--- START ---

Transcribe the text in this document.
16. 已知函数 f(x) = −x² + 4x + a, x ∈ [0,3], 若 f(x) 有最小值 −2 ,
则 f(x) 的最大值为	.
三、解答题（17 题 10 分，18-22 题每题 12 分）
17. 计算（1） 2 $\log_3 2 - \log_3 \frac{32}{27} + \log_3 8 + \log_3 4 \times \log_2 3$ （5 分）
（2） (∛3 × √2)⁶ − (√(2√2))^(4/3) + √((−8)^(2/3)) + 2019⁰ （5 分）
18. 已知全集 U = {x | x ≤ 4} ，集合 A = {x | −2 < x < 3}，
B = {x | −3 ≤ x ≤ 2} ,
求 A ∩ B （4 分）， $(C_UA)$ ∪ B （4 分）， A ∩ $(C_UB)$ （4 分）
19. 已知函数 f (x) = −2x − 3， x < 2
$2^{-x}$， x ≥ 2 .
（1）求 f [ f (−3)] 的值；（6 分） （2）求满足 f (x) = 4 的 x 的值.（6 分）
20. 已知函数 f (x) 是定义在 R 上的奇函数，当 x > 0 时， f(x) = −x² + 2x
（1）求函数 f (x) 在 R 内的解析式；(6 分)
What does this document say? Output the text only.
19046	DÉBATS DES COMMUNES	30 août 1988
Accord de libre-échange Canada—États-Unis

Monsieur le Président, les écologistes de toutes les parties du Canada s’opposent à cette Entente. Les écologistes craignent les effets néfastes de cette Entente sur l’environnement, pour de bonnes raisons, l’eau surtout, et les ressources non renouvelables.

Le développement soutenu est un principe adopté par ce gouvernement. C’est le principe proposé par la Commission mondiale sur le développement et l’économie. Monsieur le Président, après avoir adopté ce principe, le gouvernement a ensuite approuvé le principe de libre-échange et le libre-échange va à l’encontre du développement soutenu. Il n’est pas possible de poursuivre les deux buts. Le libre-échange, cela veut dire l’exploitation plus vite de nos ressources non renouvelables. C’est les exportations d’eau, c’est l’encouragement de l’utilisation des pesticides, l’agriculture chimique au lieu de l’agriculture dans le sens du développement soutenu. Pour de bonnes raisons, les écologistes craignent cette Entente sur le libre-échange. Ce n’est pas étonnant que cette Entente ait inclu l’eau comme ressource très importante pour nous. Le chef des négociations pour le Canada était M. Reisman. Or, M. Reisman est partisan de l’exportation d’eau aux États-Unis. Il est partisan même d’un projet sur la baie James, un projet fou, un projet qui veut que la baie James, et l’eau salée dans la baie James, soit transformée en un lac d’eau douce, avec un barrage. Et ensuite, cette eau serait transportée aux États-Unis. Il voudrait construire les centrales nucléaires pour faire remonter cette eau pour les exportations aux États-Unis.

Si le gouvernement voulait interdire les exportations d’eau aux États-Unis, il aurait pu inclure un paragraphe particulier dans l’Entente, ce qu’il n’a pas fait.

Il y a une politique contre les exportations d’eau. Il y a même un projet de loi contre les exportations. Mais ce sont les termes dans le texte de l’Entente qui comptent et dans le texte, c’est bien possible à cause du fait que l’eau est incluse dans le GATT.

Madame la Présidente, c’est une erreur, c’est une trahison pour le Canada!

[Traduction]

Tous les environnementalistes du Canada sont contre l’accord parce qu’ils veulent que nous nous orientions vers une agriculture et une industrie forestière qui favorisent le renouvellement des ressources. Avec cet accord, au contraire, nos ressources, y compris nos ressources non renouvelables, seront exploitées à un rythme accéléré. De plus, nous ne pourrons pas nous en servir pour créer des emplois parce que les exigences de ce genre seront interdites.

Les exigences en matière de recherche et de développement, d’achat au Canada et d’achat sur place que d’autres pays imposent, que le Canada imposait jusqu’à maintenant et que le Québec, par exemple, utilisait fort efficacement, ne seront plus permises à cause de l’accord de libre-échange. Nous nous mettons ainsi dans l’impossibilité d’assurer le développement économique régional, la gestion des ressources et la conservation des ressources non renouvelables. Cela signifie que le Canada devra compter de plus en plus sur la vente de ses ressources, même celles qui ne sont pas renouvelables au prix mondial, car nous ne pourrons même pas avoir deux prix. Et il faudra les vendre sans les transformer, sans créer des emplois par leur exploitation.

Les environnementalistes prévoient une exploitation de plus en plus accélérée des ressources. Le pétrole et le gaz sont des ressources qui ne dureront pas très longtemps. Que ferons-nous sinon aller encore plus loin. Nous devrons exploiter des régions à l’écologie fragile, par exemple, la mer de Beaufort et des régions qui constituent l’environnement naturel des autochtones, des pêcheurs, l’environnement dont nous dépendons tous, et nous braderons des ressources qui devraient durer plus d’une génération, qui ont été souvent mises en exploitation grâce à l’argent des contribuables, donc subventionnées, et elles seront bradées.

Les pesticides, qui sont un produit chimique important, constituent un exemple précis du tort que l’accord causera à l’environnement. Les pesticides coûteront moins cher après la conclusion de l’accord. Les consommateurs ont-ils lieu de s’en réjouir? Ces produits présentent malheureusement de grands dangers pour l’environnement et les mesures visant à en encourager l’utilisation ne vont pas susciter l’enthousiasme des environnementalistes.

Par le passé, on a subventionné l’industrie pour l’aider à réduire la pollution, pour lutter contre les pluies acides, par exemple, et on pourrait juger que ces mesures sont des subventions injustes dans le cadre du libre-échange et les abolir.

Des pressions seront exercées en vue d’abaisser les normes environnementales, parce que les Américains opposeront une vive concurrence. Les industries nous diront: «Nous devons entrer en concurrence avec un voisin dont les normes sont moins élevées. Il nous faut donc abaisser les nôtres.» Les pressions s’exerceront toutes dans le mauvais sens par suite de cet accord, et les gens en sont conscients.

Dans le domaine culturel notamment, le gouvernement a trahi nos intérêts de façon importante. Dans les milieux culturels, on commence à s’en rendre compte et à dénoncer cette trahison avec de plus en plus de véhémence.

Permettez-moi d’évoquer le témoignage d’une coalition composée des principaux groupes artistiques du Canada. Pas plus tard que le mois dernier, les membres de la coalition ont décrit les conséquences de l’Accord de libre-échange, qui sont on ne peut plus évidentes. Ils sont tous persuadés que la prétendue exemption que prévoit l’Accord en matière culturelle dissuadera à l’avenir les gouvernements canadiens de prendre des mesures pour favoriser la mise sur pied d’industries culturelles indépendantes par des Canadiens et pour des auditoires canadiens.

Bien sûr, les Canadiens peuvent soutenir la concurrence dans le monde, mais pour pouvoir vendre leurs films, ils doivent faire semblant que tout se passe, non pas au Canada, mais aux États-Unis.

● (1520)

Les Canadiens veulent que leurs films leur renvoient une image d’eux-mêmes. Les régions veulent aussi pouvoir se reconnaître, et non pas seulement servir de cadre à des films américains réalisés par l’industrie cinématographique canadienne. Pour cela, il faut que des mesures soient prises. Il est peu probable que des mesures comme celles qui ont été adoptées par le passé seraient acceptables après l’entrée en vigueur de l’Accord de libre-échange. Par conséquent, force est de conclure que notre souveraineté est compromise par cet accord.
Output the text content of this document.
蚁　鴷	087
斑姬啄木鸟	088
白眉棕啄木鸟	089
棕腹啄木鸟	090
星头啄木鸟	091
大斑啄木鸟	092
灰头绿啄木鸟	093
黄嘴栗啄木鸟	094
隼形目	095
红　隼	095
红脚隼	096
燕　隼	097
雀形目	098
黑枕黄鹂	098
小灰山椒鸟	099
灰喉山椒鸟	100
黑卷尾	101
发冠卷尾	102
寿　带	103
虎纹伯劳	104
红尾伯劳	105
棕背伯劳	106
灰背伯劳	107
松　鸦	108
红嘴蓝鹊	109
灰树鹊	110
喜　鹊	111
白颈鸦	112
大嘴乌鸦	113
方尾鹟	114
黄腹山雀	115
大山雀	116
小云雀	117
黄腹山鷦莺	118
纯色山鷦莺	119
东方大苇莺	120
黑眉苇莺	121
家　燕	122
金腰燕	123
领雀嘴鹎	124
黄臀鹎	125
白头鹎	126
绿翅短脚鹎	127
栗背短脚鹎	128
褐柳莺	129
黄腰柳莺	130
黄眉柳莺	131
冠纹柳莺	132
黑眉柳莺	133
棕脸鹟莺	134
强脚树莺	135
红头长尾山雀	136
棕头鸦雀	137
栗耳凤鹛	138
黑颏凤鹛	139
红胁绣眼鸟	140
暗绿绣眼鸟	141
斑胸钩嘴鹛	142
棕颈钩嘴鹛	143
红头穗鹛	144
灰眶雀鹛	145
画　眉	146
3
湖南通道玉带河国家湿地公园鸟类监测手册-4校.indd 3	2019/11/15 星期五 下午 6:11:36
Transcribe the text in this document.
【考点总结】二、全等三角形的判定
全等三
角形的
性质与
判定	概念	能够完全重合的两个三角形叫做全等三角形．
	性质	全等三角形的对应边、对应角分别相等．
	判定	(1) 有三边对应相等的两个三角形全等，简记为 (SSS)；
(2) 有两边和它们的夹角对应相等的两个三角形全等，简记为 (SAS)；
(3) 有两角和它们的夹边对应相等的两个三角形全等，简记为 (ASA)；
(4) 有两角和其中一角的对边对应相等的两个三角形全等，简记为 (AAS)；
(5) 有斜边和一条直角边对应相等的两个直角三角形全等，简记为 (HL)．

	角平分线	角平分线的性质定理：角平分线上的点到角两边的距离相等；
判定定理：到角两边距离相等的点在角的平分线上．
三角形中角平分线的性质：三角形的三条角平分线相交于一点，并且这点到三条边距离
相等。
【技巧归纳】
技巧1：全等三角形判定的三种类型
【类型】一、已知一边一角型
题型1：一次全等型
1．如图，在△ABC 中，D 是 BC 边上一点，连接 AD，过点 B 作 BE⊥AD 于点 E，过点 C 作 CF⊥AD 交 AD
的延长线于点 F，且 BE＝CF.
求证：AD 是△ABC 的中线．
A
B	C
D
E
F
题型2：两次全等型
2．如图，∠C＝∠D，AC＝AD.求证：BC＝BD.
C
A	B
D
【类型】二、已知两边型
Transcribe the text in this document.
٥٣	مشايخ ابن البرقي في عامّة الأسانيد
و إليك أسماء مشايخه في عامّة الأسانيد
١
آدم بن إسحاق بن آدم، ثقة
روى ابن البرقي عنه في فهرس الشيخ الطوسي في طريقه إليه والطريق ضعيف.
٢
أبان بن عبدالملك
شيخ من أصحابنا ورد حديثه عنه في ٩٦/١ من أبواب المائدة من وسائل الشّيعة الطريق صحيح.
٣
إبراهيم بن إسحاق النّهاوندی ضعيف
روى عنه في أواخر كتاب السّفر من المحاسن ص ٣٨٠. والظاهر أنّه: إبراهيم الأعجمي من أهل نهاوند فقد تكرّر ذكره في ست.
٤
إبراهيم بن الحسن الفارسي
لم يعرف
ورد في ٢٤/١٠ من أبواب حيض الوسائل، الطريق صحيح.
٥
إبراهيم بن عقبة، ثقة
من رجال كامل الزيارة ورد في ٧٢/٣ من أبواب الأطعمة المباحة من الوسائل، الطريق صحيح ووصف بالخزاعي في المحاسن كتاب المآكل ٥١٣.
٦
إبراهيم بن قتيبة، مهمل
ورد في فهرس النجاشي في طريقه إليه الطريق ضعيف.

--- END ---

■ **Aim**
Your answer should be only the number of lines that hold the word "طريقه".

■ **Solution to the exercise**
2